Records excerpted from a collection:
══════════════════════════════
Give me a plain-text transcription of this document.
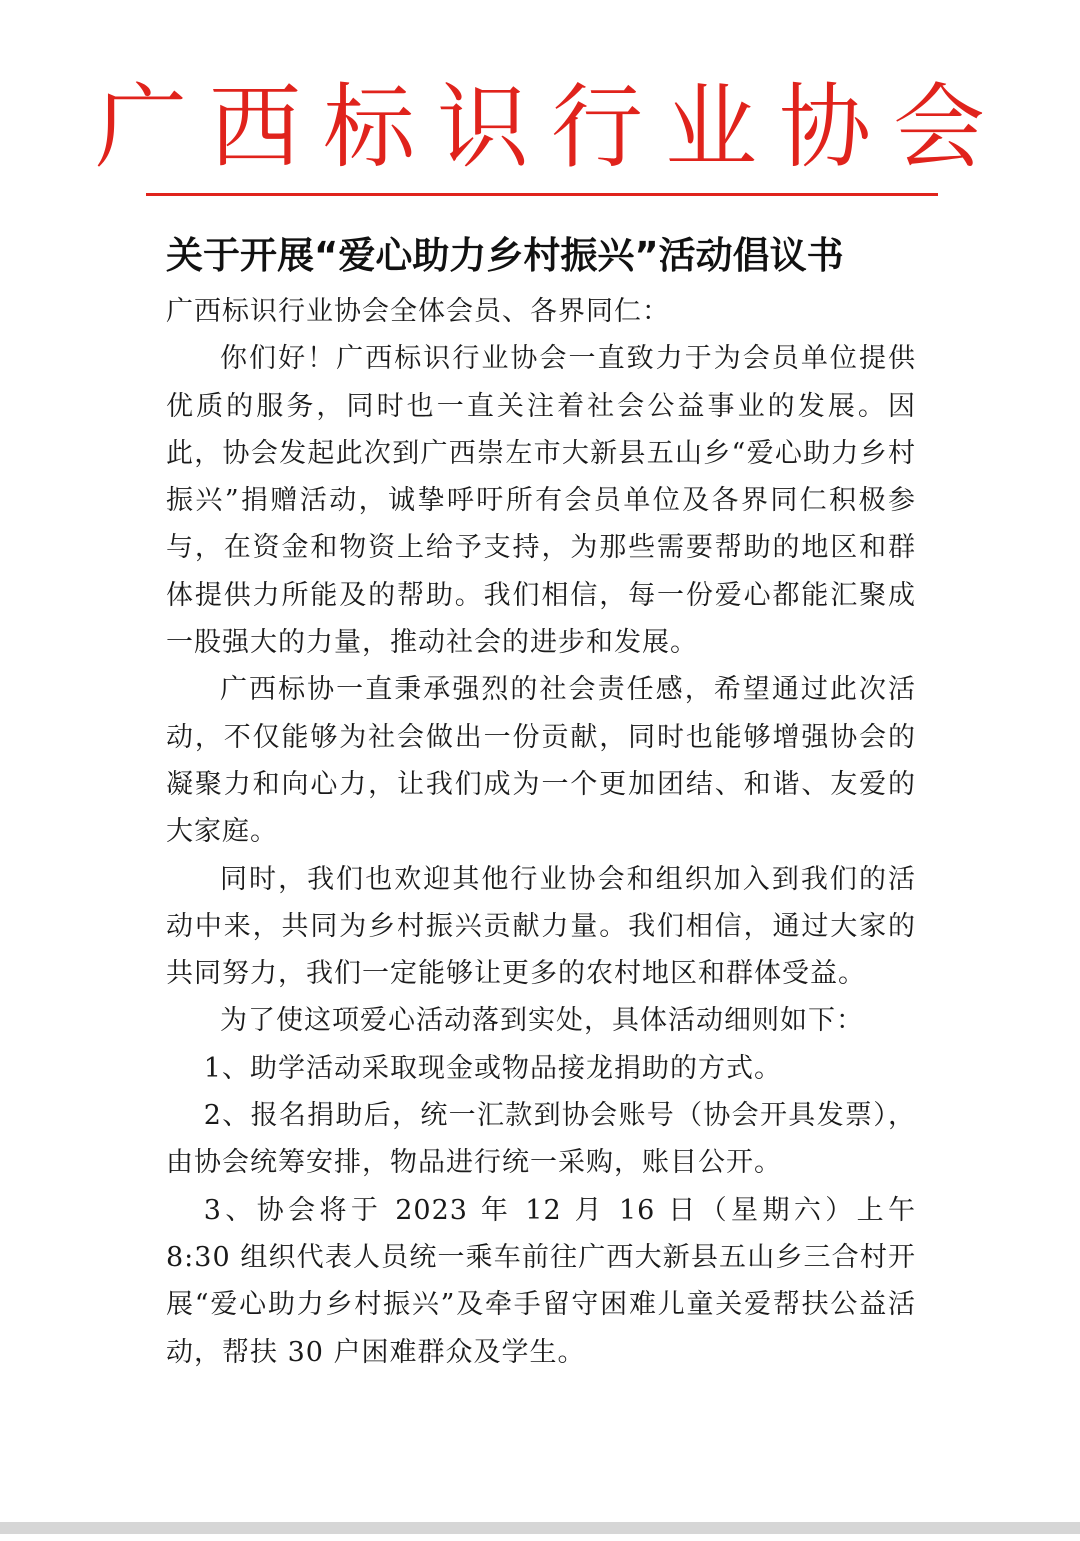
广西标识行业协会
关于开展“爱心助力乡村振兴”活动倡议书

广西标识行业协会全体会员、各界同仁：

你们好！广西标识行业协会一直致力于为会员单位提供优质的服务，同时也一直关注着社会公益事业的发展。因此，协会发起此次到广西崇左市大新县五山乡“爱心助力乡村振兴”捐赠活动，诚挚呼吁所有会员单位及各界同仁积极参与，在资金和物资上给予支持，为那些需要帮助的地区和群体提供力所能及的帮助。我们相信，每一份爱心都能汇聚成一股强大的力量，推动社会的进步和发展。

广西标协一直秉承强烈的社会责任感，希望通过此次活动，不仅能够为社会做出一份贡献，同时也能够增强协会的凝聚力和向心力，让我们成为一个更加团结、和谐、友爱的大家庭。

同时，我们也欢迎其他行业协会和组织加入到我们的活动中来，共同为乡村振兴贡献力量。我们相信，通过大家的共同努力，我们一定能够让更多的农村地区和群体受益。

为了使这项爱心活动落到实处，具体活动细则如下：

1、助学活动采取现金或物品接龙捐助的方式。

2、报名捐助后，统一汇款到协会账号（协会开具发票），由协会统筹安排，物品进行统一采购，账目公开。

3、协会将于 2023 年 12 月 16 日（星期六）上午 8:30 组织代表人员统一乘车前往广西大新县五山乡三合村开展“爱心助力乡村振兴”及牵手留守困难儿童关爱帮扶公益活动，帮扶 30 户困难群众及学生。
══════════════════════════════
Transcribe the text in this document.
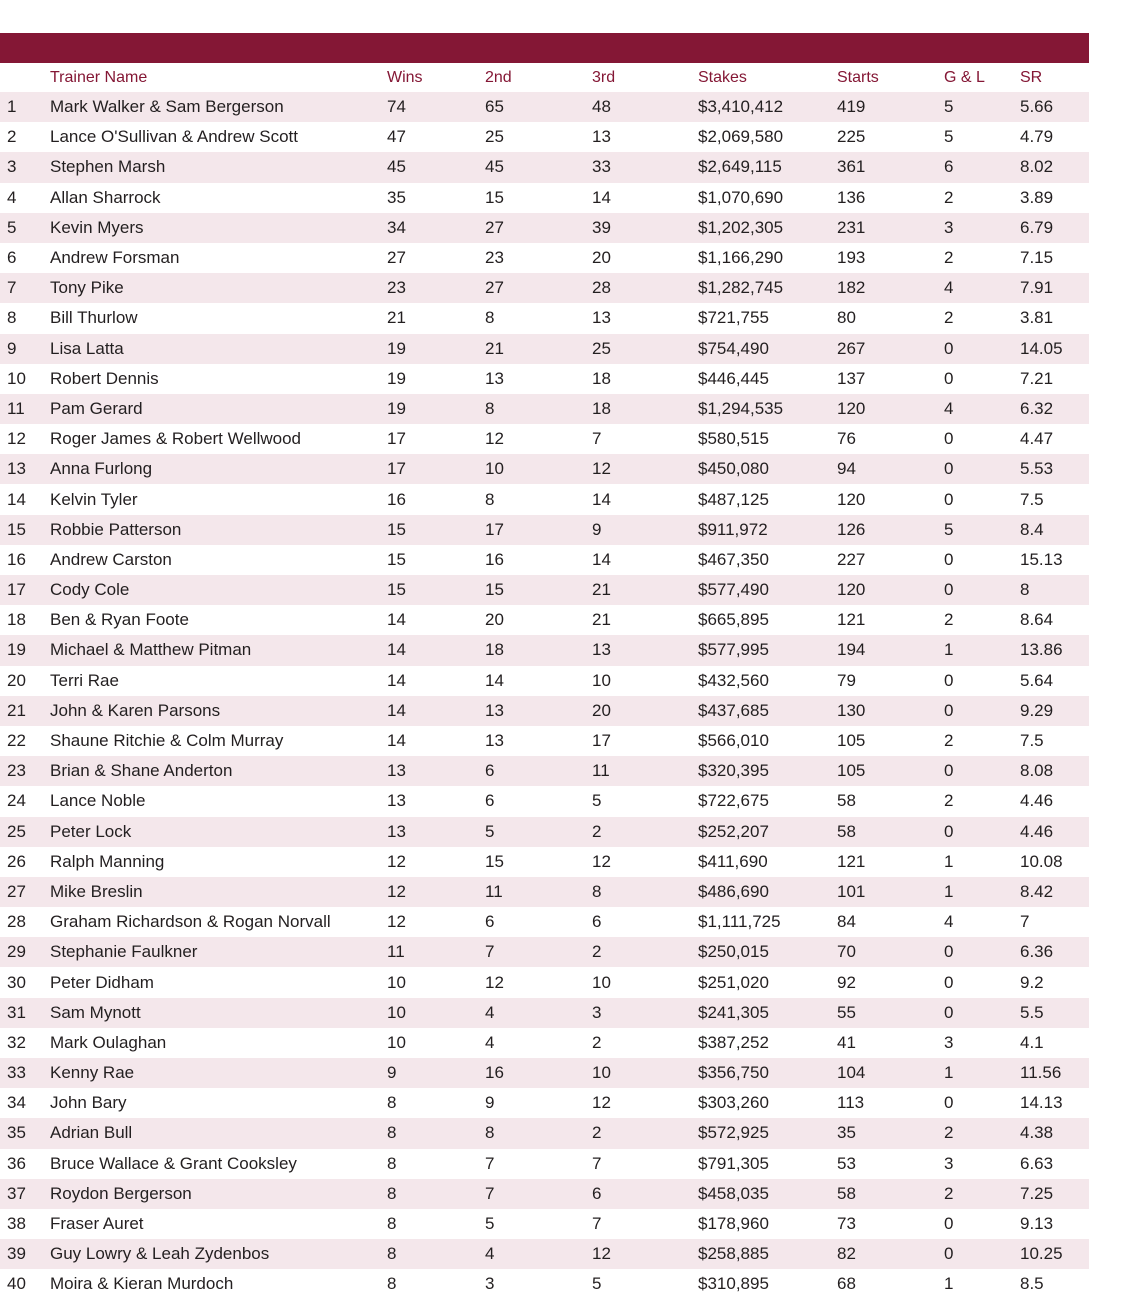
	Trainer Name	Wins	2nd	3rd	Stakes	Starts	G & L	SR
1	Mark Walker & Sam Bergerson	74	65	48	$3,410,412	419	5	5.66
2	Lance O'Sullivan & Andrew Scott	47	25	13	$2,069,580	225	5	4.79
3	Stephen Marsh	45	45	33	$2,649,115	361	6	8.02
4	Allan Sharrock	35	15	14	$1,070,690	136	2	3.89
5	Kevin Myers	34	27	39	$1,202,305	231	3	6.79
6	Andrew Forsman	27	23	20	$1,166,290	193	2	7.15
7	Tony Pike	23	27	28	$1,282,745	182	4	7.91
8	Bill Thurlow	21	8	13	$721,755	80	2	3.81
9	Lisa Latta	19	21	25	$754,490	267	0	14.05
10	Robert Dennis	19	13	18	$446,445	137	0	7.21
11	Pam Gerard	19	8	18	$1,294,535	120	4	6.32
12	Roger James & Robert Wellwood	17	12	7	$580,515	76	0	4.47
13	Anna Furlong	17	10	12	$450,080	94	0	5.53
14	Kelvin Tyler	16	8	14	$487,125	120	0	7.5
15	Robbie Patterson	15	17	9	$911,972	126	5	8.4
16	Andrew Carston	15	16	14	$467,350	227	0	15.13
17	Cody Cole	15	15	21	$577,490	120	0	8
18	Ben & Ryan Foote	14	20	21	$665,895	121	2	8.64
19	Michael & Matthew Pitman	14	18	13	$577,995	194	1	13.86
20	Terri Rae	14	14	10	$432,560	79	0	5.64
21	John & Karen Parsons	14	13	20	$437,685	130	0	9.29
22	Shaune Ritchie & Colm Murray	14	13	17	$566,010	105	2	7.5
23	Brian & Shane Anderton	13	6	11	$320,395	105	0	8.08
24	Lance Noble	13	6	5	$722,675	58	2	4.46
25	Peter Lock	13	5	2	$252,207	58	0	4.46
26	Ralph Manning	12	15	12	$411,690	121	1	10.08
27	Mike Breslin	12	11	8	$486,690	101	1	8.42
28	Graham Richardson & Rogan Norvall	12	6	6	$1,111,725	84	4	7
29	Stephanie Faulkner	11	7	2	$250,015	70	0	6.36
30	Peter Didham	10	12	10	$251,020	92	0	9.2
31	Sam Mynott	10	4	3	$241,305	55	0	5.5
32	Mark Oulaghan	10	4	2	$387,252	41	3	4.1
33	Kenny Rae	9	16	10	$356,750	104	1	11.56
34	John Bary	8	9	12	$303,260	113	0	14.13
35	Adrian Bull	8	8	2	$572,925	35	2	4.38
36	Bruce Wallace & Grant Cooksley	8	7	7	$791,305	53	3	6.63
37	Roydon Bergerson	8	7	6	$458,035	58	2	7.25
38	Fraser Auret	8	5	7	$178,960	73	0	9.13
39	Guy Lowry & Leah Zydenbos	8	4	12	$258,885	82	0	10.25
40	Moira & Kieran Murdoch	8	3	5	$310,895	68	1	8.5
══════════════════════════════
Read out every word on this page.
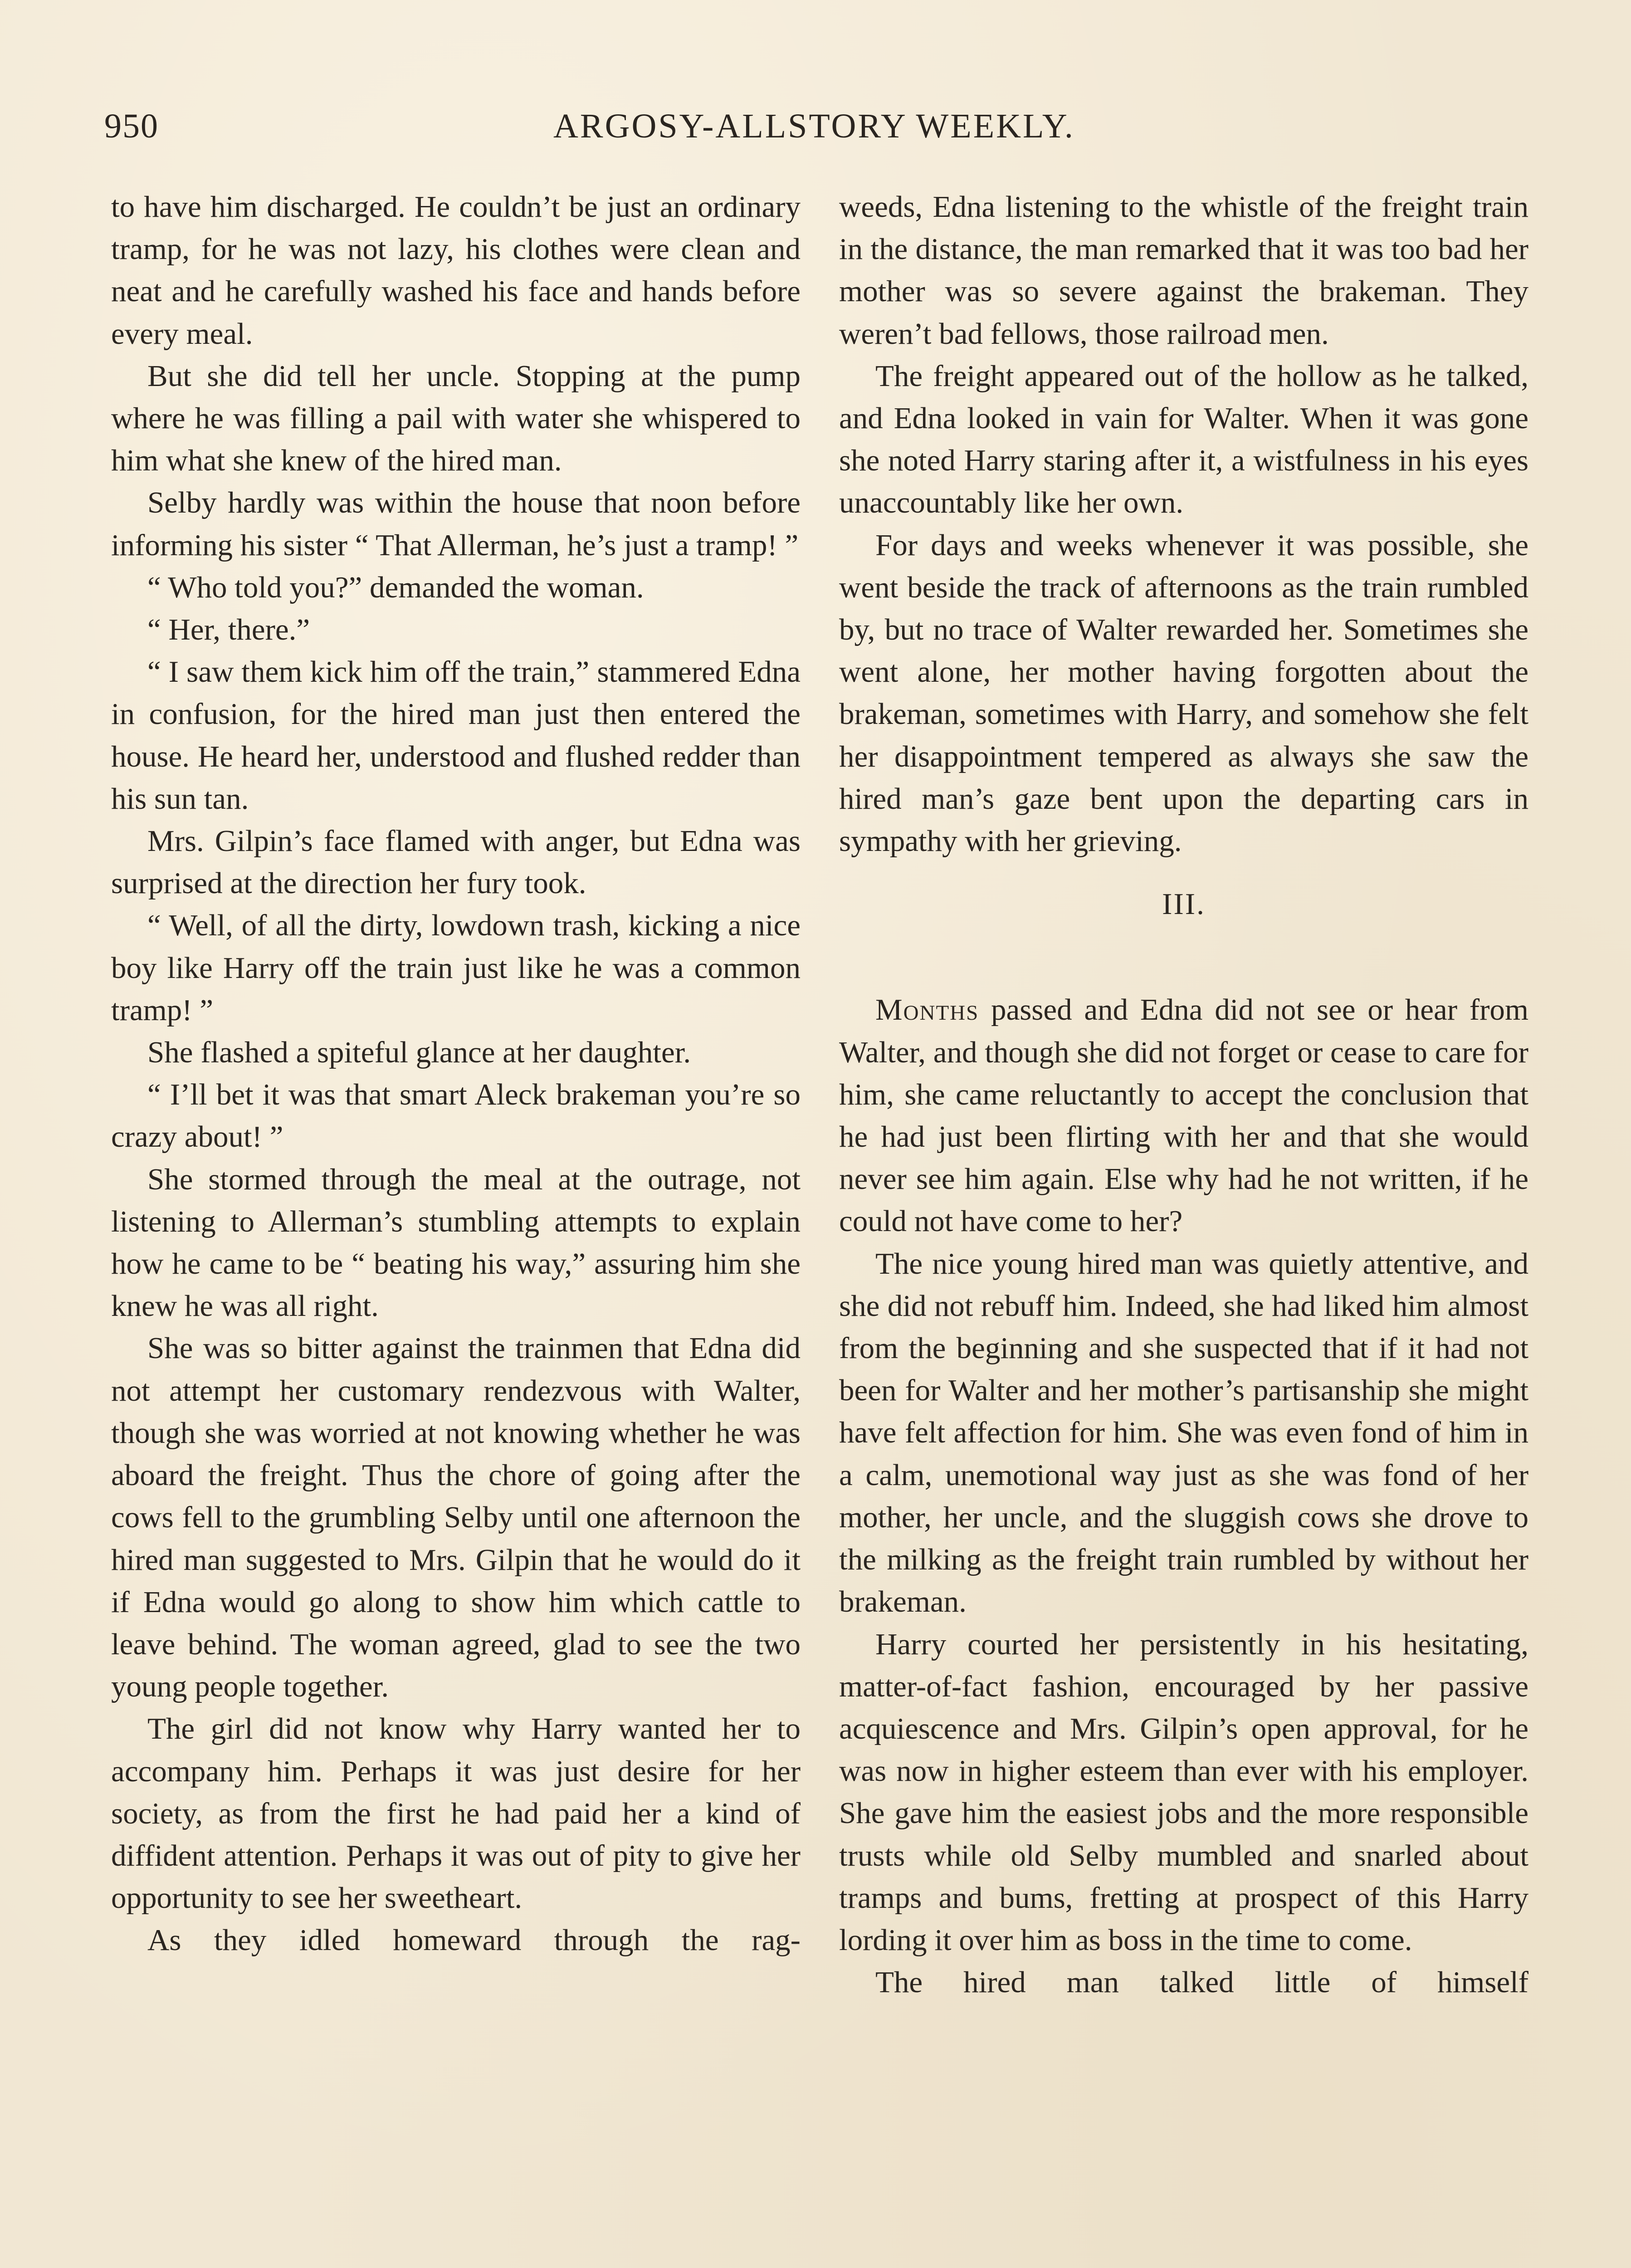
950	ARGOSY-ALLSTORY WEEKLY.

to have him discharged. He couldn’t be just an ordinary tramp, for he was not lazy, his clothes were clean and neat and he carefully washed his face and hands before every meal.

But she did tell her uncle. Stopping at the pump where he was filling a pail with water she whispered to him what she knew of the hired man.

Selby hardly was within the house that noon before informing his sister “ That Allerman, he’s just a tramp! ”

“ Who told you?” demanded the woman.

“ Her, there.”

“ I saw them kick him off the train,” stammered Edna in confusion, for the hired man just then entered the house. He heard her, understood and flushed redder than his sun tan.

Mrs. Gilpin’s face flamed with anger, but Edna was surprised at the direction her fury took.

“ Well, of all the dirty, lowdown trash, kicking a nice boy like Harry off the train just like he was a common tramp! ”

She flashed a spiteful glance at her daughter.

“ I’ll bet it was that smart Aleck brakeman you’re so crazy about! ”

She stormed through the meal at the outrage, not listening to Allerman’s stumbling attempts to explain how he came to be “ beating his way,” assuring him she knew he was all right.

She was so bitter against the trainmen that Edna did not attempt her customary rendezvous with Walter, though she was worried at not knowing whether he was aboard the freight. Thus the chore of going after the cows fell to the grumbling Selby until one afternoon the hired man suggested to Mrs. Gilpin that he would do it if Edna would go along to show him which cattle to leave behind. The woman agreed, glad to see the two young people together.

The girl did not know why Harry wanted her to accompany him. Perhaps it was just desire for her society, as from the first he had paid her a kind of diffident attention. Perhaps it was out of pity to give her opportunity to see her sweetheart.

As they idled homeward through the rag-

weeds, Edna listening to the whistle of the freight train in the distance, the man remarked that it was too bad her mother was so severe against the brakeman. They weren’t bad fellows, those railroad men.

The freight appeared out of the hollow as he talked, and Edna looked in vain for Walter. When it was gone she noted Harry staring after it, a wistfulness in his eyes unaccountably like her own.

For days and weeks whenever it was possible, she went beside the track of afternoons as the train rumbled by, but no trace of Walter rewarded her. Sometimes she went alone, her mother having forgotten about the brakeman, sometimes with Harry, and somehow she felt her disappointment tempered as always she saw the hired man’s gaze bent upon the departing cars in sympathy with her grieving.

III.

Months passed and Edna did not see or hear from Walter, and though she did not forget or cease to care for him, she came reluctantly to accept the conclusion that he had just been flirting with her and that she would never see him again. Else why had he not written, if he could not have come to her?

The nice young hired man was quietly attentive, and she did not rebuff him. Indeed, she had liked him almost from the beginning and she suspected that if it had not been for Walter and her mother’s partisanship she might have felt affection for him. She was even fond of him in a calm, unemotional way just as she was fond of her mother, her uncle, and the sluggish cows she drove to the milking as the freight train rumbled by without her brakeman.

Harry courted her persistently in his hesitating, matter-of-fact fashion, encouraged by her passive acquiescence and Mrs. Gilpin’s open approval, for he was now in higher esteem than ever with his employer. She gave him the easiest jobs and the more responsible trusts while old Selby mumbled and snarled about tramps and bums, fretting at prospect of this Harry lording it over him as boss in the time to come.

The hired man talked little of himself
══════════════════════════════
Work to do.
Your task is to gather every line with the word "Allerman" and copy it.

Response to the exercise.
Selby hardly was within the house that noon before informing his sister “ That Allerman, he’s just a tramp! ”
She stormed through the meal at the outrage, not listening to Allerman’s stumbling attempts to explain how he came to be “ beating his way,” assuring him she knew he was all right.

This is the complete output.